> **Records shown**:
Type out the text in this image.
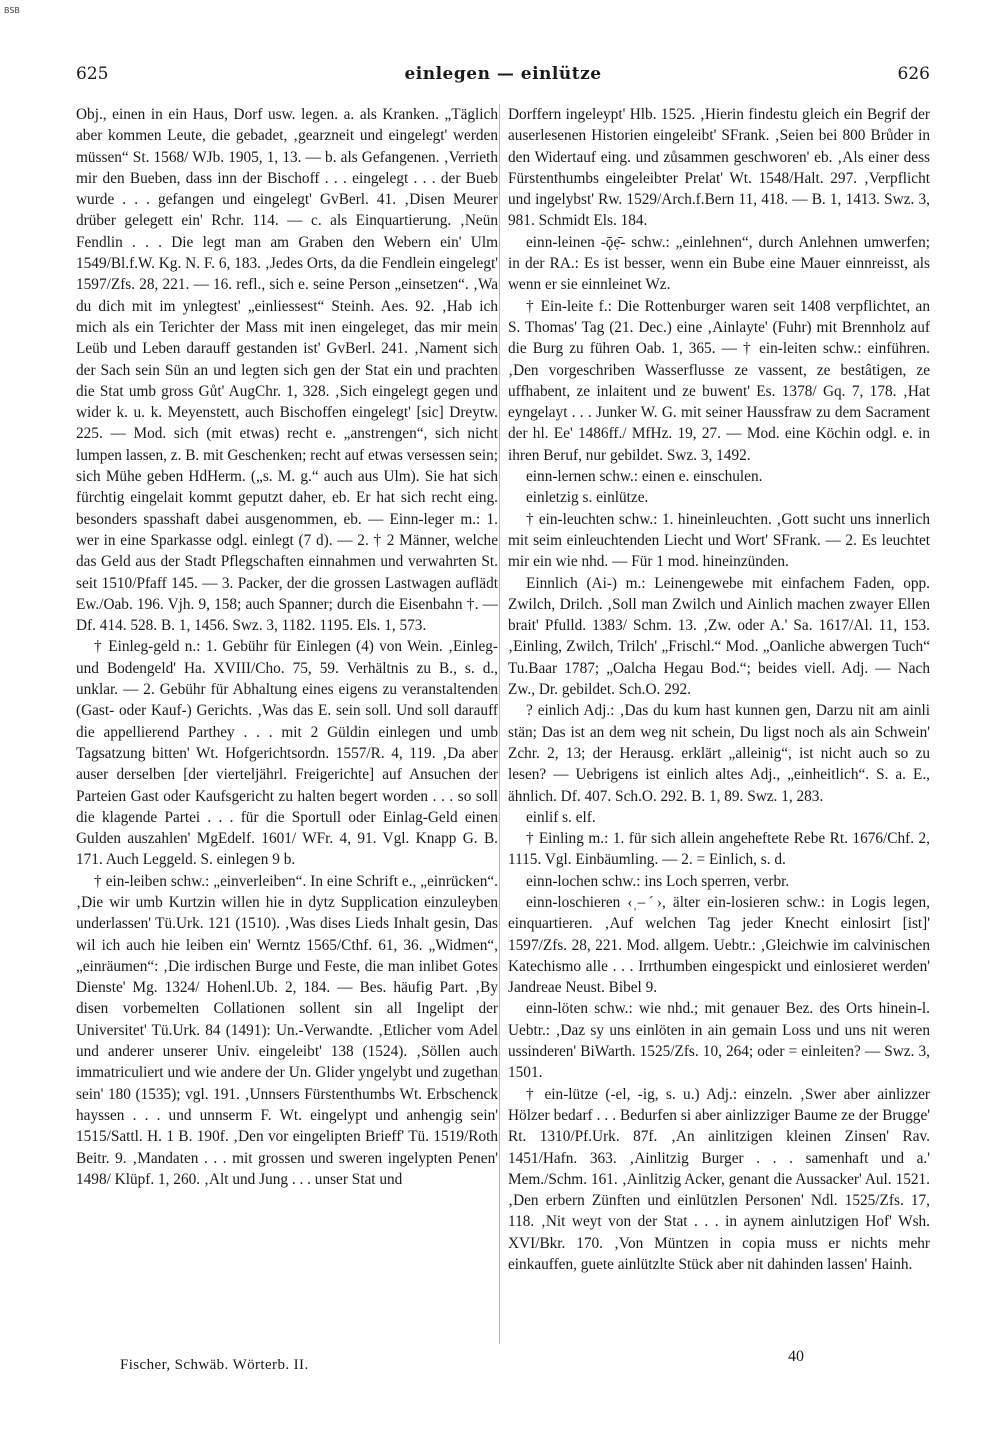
BSB
625	einlegen — einlütze	626

Obj., einen in ein Haus, Dorf usw. legen. a. als Kranken. „Täglich aber kommen Leute, die gebadet, ‚gearzneit und eingelegt' werden müssen“ St. 1568/ WJb. 1905, 1, 13. — b. als Gefangenen. ‚Verrieth mir den Bueben, dass inn der Bischoff . . . eingelegt . . . der Bueb wurde . . . gefangen und eingelegt' GvBerl. 41. ‚Disen Meurer drüber gelegett ein' Rchr. 114. — c. als Einquartierung. ‚Neün Fendlin . . . Die legt man am Graben den Webern ein' Ulm 1549/Bl.f.W. Kg. N. F. 6, 183. ‚Jedes Orts, da die Fendlein eingelegt' 1597/Zfs. 28, 221. — 16. refl., sich e. seine Person „einsetzen“. ‚Wa du dich mit im ynlegtest' „einliessest“ Steinh. Aes. 92. ‚Hab ich mich als ein Terichter der Mass mit inen eingeleget, das mir mein Leüb und Leben darauff gestanden ist' GvBerl. 241. ‚Nament sich der Sach sein Sün an und legten sich gen der Stat ein und prachten die Stat umb gross Gůt' AugChr. 1, 328. ‚Sich eingelegt gegen und wider k. u. k. Meyenstett, auch Bischoffen eingelegt' [sic] Dreytw. 225. — Mod. sich (mit etwas) recht e. „anstrengen“, sich nicht lumpen lassen, z. B. mit Geschenken; recht auf etwas versessen sein; sich Mühe geben HdHerm. („s. M. g.“ auch aus Ulm). Sie hat sich fürchtig eingelait kommt geputzt daher, eb. Er hat sich recht eing. besonders spasshaft dabei ausgenommen, eb. — Einn-leger m.: 1. wer in eine Sparkasse odgl. einlegt (7 d). — 2. † 2 Männer, welche das Geld aus der Stadt Pflegschaften einnahmen und verwahrten St. seit 1510/Pfaff 145. — 3. Packer, der die grossen Lastwagen auflädt Ew./Oab. 196. Vjh. 9, 158; auch Spanner; durch die Eisenbahn †. — Df. 414. 528. B. 1, 1456. Swz. 3, 1182. 1195. Els. 1, 573.

† Einleg-geld n.: 1. Gebühr für Einlegen (4) von Wein. ‚Einleg- und Bodengeld' Ha. XVIII/Cho. 75, 59. Verhältnis zu B., s. d., unklar. — 2. Gebühr für Abhaltung eines eigens zu veranstaltenden (Gast- oder Kauf-) Gerichts. ‚Was das E. sein soll. Und soll darauff die appellierend Parthey . . . mit 2 Güldin einlegen und umb Tagsatzung bitten' Wt. Hofgerichtsordn. 1557/R. 4, 119. ‚Da aber auser derselben [der vierteljährl. Freigerichte] auf Ansuchen der Parteien Gast oder Kaufsgericht zu halten begert worden . . . so soll die klagende Partei . . . für die Sportull oder Einlag-Geld einen Gulden auszahlen' MgEdelf. 1601/ WFr. 4, 91. Vgl. Knapp G. B. 171. Auch Leggeld. S. einlegen 9 b.

† ein-leiben schw.: „einverleiben“. In eine Schrift e., „einrücken“. ‚Die wir umb Kurtzin willen hie in dytz Supplication einzuleyben underlassen' Tü.Urk. 121 (1510). ‚Was dises Lieds Inhalt gesin, Das wil ich auch hie leiben ein' Werntz 1565/Cthf. 61, 36. „Widmen“, „einräumen“: ‚Die irdischen Burge und Feste, die man inlibet Gotes Dienste' Mg. 1324/ Hohenl.Ub. 2, 184. — Bes. häufig Part. ‚By disen vorbemelten Collationen sollent sin all Ingelipt der Universitet' Tü.Urk. 84 (1491): Un.-Verwandte. ‚Etlicher vom Adel und anderer unserer Univ. eingeleibt' 138 (1524). ‚Söllen auch immatriculiert und wie andere der Un. Glider yngelybt und zugethan sein' 180 (1535); vgl. 191. ‚Unnsers Fürstenthumbs Wt. Erbschenck hayssen . . . und unnserm F. Wt. eingelypt und anhengig sein' 1515/Sattl. H. 1 B. 190f. ‚Den vor eingelipten Brieff' Tü. 1519/Roth Beitr. 9. ‚Mandaten . . . mit grossen und sweren ingelypten Penen' 1498/ Klüpf. 1, 260. ‚Alt und Jung . . . unser Stat und

Dorffern ingeleypt' Hlb. 1525. ‚Hierin findestu gleich ein Begrif der auserlesenen Historien eingeleibt' SFrank. ‚Seien bei 800 Brůder in den Widertauf eing. und zůsammen geschworen' eb. ‚Als einer dess Fürstenthumbs eingeleibter Prelat' Wt. 1548/Halt. 297. ‚Verpflicht und ingelybst' Rw. 1529/Arch.f.Bern 11, 418. — B. 1, 1413. Swz. 3, 981. Schmidt Els. 184.

einn-leinen -ǭẹ̄- schw.: „einlehnen“, durch Anlehnen umwerfen; in der RA.: Es ist besser, wenn ein Bube eine Mauer einnreisst, als wenn er sie einnleinet Wz.

† Ein-leite f.: Die Rottenburger waren seit 1408 verpflichtet, an S. Thomas' Tag (21. Dec.) eine ‚Ainlayte' (Fuhr) mit Brennholz auf die Burg zu führen Oab. 1, 365. — † ein-leiten schw.: einführen. ‚Den vorgeschriben Wasserflusse ze vassent, ze bestâtigen, ze uffhabent, ze inlaitent und ze buwent' Es. 1378/ Gq. 7, 178. ‚Hat eyngelayt . . . Junker W. G. mit seiner Haussfraw zu dem Sacrament der hl. Ee' 1486ff./ MfHz. 19, 27. — Mod. eine Köchin odgl. e. in ihren Beruf, nur gebildet. Swz. 3, 1492.

einn-lernen schw.: einen e. einschulen.

einletzig s. einlütze.

† ein-leuchten schw.: 1. hineinleuchten. ‚Gott sucht uns innerlich mit seim einleuchtenden Liecht und Wort' SFrank. — 2. Es leuchtet mir ein wie nhd. — Für 1 mod. hineinzünden.

Einnlich (Ai-) m.: Leinengewebe mit einfachem Faden, opp. Zwilch, Drilch. ‚Soll man Zwilch und Ainlich machen zwayer Ellen brait' Pfulld. 1383/ Schm. 13. ‚Zw. oder A.' Sa. 1617/Al. 11, 153. ‚Einling, Zwilch, Trilch' „Frischl.“ Mod. „Oanliche abwergen Tuch“ Tu.Baar 1787; „Oalcha Hegau Bod.“; beides viell. Adj. — Nach Zw., Dr. gebildet. Sch.O. 292.

? einlich Adj.: ‚Das du kum hast kunnen gen, Darzu nit am ainli stän; Das ist an dem weg nit schein, Du ligst noch als ain Schwein' Zchr. 2, 13; der Herausg. erklärt „alleinig“, ist nicht auch so zu lesen? — Uebrigens ist einlich altes Adj., „einheitlich“. S. a. E., ähnlich. Df. 407. Sch.O. 292. B. 1, 89. Swz. 1, 283.

einlif s. elf.

† Einling m.: 1. für sich allein angeheftete Rebe Rt. 1676/Chf. 2, 1115. Vgl. Einbäumling. — 2. = Einlich, s. d.

einn-lochen schw.: ins Loch sperren, verbr.

einn-loschieren ‹ˌ–ˊ›, älter ein-losieren schw.: in Logis legen, einquartieren. ‚Auf welchen Tag jeder Knecht einlosirt [ist]' 1597/Zfs. 28, 221. Mod. allgem. Uebtr.: ‚Gleichwie im calvinischen Katechismo alle . . . Irrthumben eingespickt und einlosieret werden' Jandreae Neust. Bibel 9.

einn-löten schw.: wie nhd.; mit genauer Bez. des Orts hinein-l. Uebtr.: ‚Daz sy uns einlöten in ain gemain Loss und uns nit weren ussinderen' BiWarth. 1525/Zfs. 10, 264; oder = einleiten? — Swz. 3, 1501.

† ein-lütze (-el, -ig, s. u.) Adj.: einzeln. ‚Swer aber ainlizzer Hölzer bedarf . . . Bedurfen si aber ainlizziger Baume ze der Brugge' Rt. 1310/Pf.Urk. 87f. ‚An ainlitzigen kleinen Zinsen' Rav. 1451/Hafn. 363. ‚Ainlitzig Burger . . . samenhaft und a.' Mem./Schm. 161. ‚Ainlitzig Acker, genant die Aussacker' Aul. 1521. ‚Den erbern Zünften und einlützlen Personen' Ndl. 1525/Zfs. 17, 118. ‚Nit weyt von der Stat . . . in aynem ainlutzigen Hof' Wsh. XVI/Bkr. 170. ‚Von Müntzen in copia muss er nichts mehr einkauffen, guete ainlützlte Stück aber nit dahinden lassen' Hainh.

Fischer, Schwäb. Wörterb. II.	40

> **Task directions**: Where a line of the data above includes "Einling", copy that line.

> **Output for this task**:
Einnlich (Ai-) m.: Leinengewebe mit einfachem Faden, opp. Zwilch, Drilch. ‚Soll man Zwilch und Ainlich machen zwayer Ellen brait' Pfulld. 1383/ Schm. 13. ‚Zw. oder A.' Sa. 1617/Al. 11, 153. ‚Einling, Zwilch, Trilch' „Frischl.“ Mod. „Oanliche abwergen Tuch“ Tu.Baar 1787; „Oalcha Hegau Bod.“; beides viell. Adj. — Nach Zw., Dr. gebildet. Sch.O. 292.
† Einling m.: 1. für sich allein angeheftete Rebe Rt. 1676/Chf. 2, 1115. Vgl. Einbäumling. — 2. = Einlich, s. d.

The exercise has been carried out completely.